>> START

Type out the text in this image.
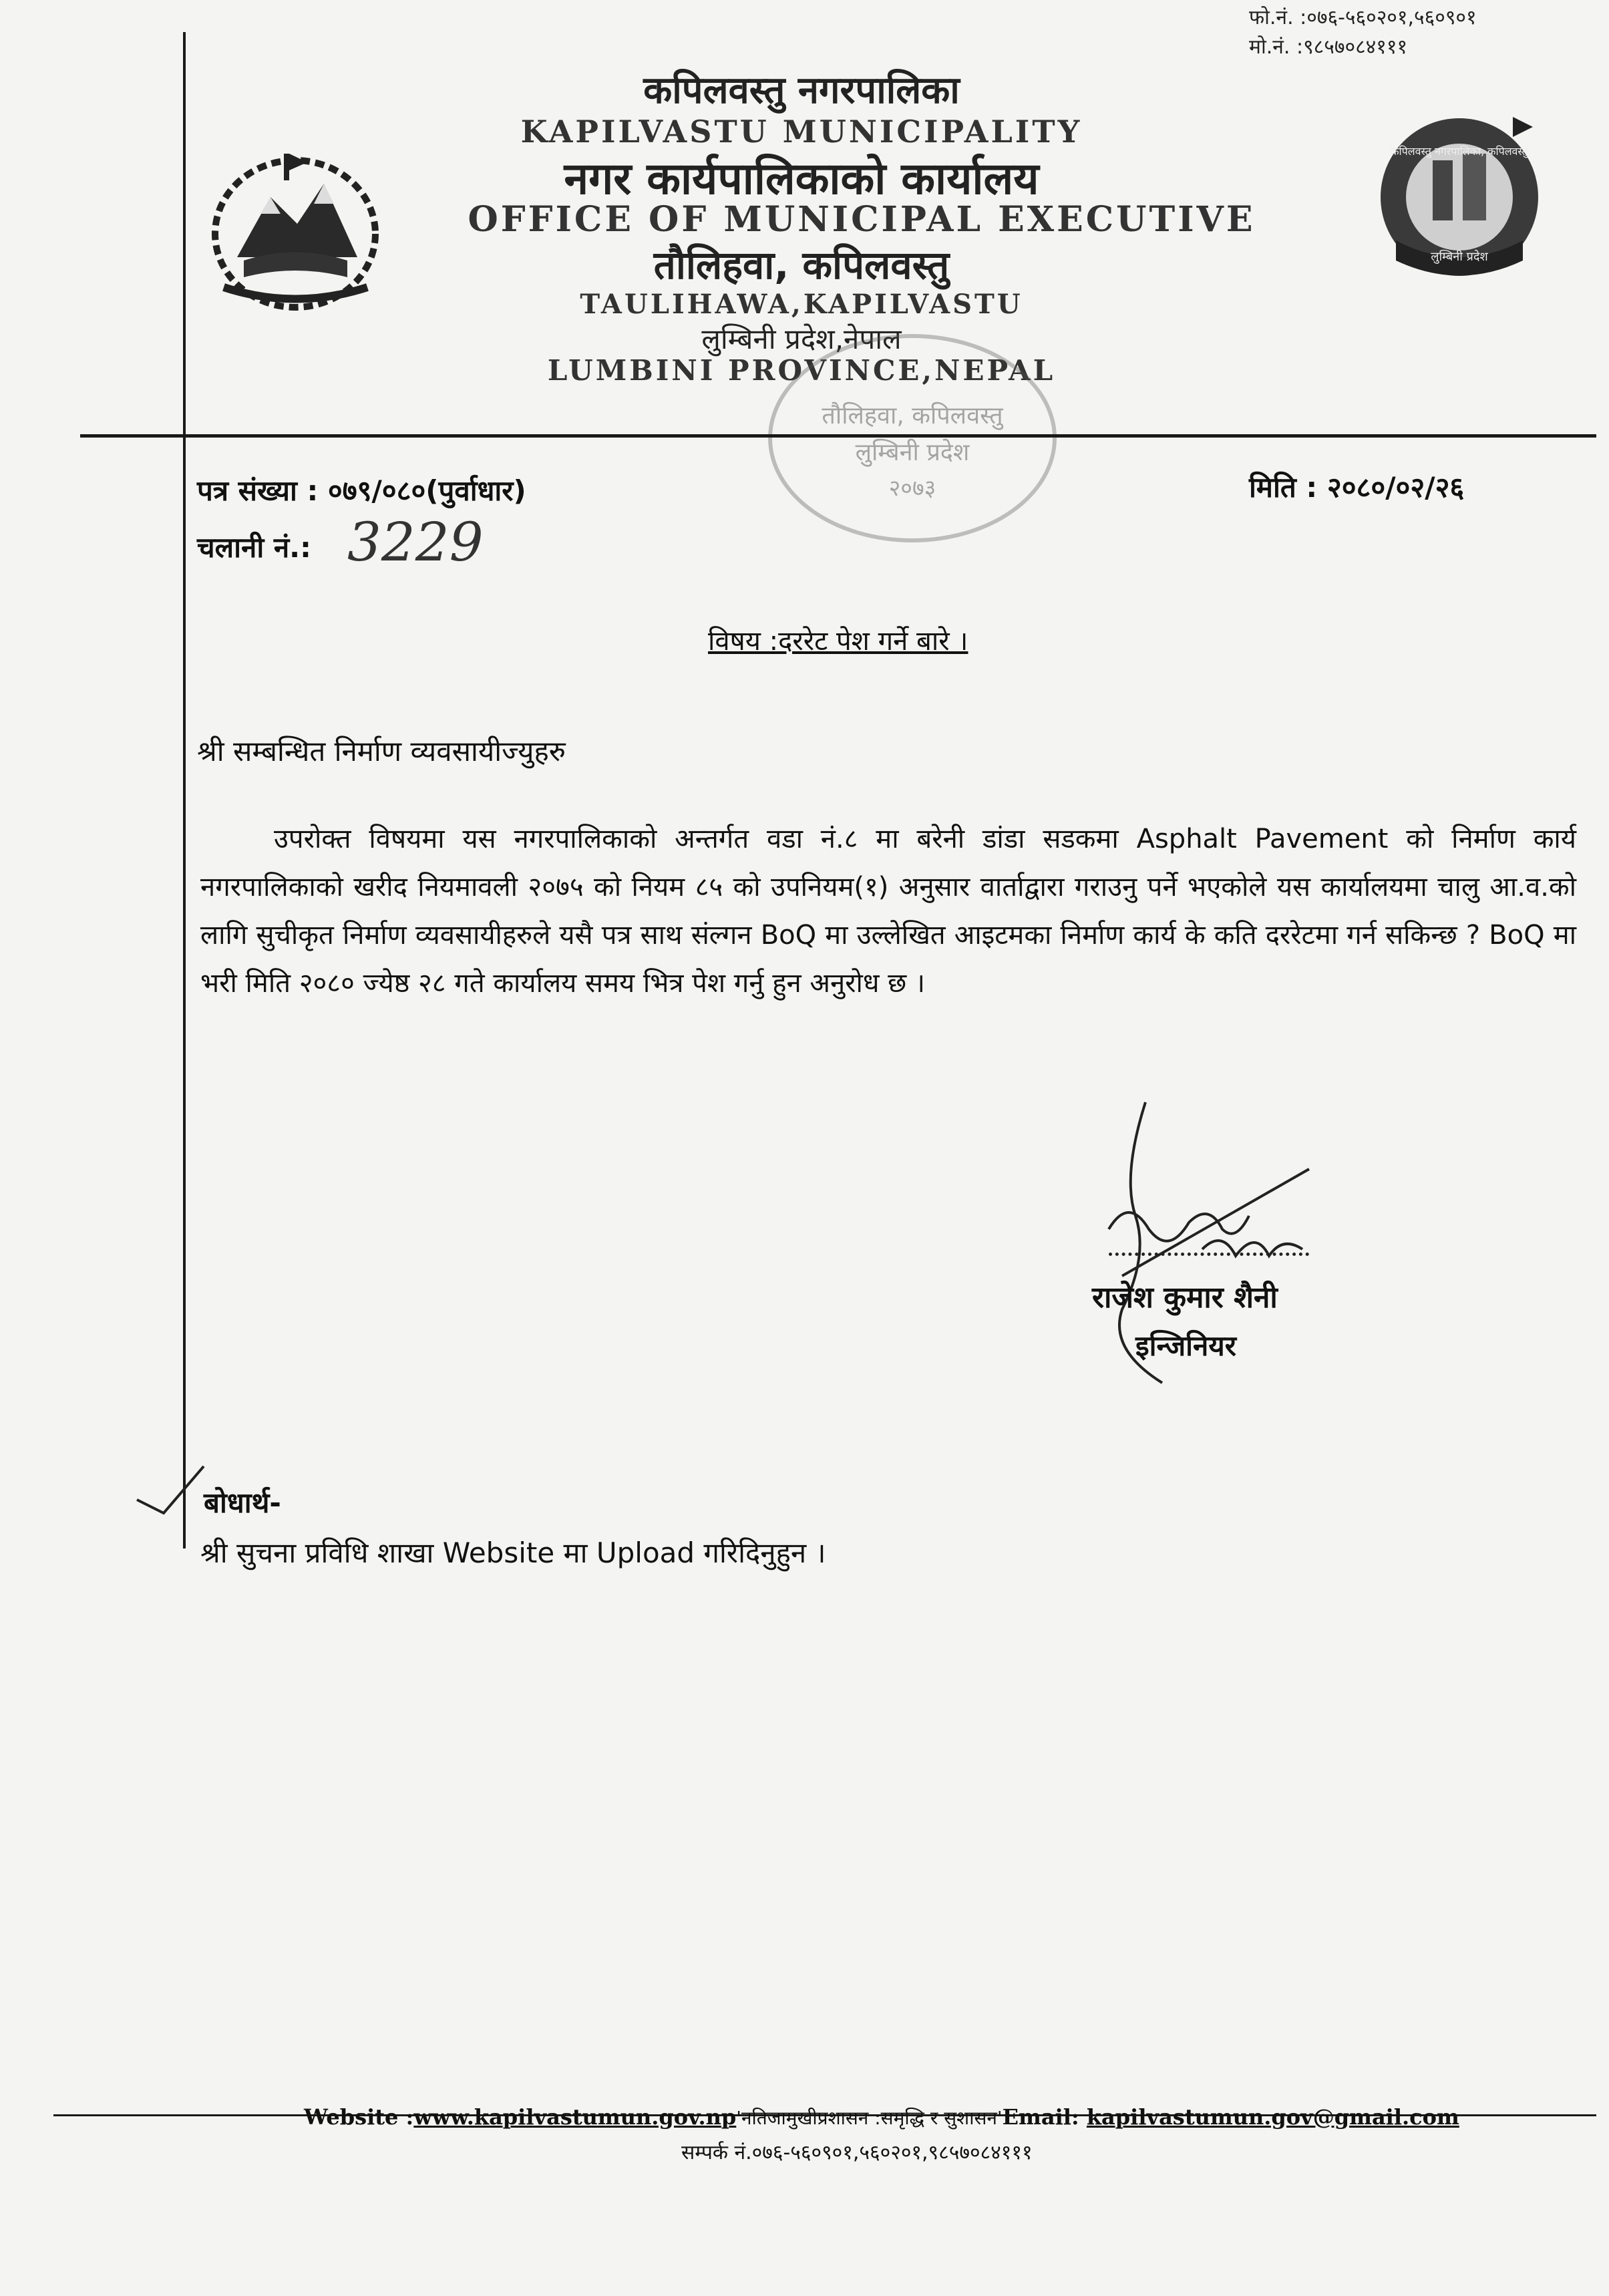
फो.नं. :०७६-५६०२०१,५६०९०१
मो.नं. :९८५७०८४१११
कपिलवस्तु नगरपालिका, कपिलवस्तु
लुम्बिनी प्रदेश
कपिलवस्तु नगरपालिका
KAPILVASTU MUNICIPALITY
नगर कार्यपालिकाको कार्यालय
OFFICE OF MUNICIPAL EXECUTIVE
तौलिहवा, कपिलवस्तु
TAULIHAWA,KAPILVASTU
लुम्बिनी प्रदेश,नेपाल
LUMBINI PROVINCE,NEPAL
तौलिहवा, कपिलवस्तु
लुम्बिनी प्रदेश
२०७३
पत्र संख्या : ०७९/०८०(पुर्वाधार)
चलानी नं.: 3229
मिति : २०८०/०२/२६
विषय :दररेट पेश गर्ने बारे ।
श्री सम्बन्धित निर्माण व्यवसायीज्युहरु
उपरोक्त विषयमा यस नगरपालिकाको अन्तर्गत वडा नं.८ मा बरेनी डांडा सडकमा Asphalt Pavement को निर्माण कार्य नगरपालिकाको खरीद नियमावली २०७५ को नियम ८५ को उपनियम(१) अनुसार वार्ताद्वारा गराउनु पर्ने भएकोले यस कार्यालयमा चालु आ.व.को लागि सुचीकृत निर्माण व्यवसायीहरुले यसै पत्र साथ संल्गन BoQ मा उल्लेखित आइटमका निर्माण कार्य के कति दररेटमा गर्न सकिन्छ ? BoQ मा भरी मिति २०८० ज्येष्ठ २८ गते कार्यालय समय भित्र पेश गर्नु हुन अनुरोध छ ।
राजेश कुमार शैनी
इन्जिनियर
बोधार्थ-
श्री सुचना प्रविधि शाखा Website मा Upload गरिदिनुहुन ।
Website :www.kapilvastumun.gov.np'नतिजामुखीप्रशासन :समृद्धि र सुशासन'Email: kapilvastumun.gov@gmail.com
सम्पर्क नं.०७६-५६०९०१,५६०२०१,९८५७०८४१११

>> END

- **WHAT TO WORK ON**
Print each line of the material above exactly, with the pictures removed from your copy.

- **SOLUTION FOR THIS PROBLEM**
Type out the text in this image.
फो.नं. :०७६-५६०२०१,५६०९०१
मो.नं. :९८५७०८४१११
कपिलवस्तु नगरपालिका, कपिलवस्तु
लुम्बिनी प्रदेश
कपिलवस्तु नगरपालिका
KAPILVASTU MUNICIPALITY
नगर कार्यपालिकाको कार्यालय
OFFICE OF MUNICIPAL EXECUTIVE
तौलिहवा, कपिलवस्तु
TAULIHAWA,KAPILVASTU
लुम्बिनी प्रदेश,नेपाल
LUMBINI PROVINCE,NEPAL
तौलिहवा, कपिलवस्तु
लुम्बिनी प्रदेश
२०७३
पत्र संख्या : ०७९/०८०(पुर्वाधार)
चलानी नं.: 3229
मिति : २०८०/०२/२६
विषय :दररेट पेश गर्ने बारे ।
श्री सम्बन्धित निर्माण व्यवसायीज्युहरु
उपरोक्त विषयमा यस नगरपालिकाको अन्तर्गत वडा नं.८ मा बरेनी डांडा सडकमा Asphalt Pavement को निर्माण कार्य नगरपालिकाको खरीद नियमावली २०७५ को नियम ८५ को उपनियम(१) अनुसार वार्ताद्वारा गराउनु पर्ने भएकोले यस कार्यालयमा चालु आ.व.को लागि सुचीकृत निर्माण व्यवसायीहरुले यसै पत्र साथ संल्गन BoQ मा उल्लेखित आइटमका निर्माण कार्य के कति दररेटमा गर्न सकिन्छ ? BoQ मा भरी मिति २०८० ज्येष्ठ २८ गते कार्यालय समय भित्र पेश गर्नु हुन अनुरोध छ ।
राजेश कुमार शैनी
इन्जिनियर
बोधार्थ-
श्री सुचना प्रविधि शाखा Website मा Upload गरिदिनुहुन ।
Website :www.kapilvastumun.gov.np'नतिजामुखीप्रशासन :समृद्धि र सुशासन'Email: kapilvastumun.gov@gmail.com
सम्पर्क नं.०७६-५६०९०१,५६०२०१,९८५७०८४१११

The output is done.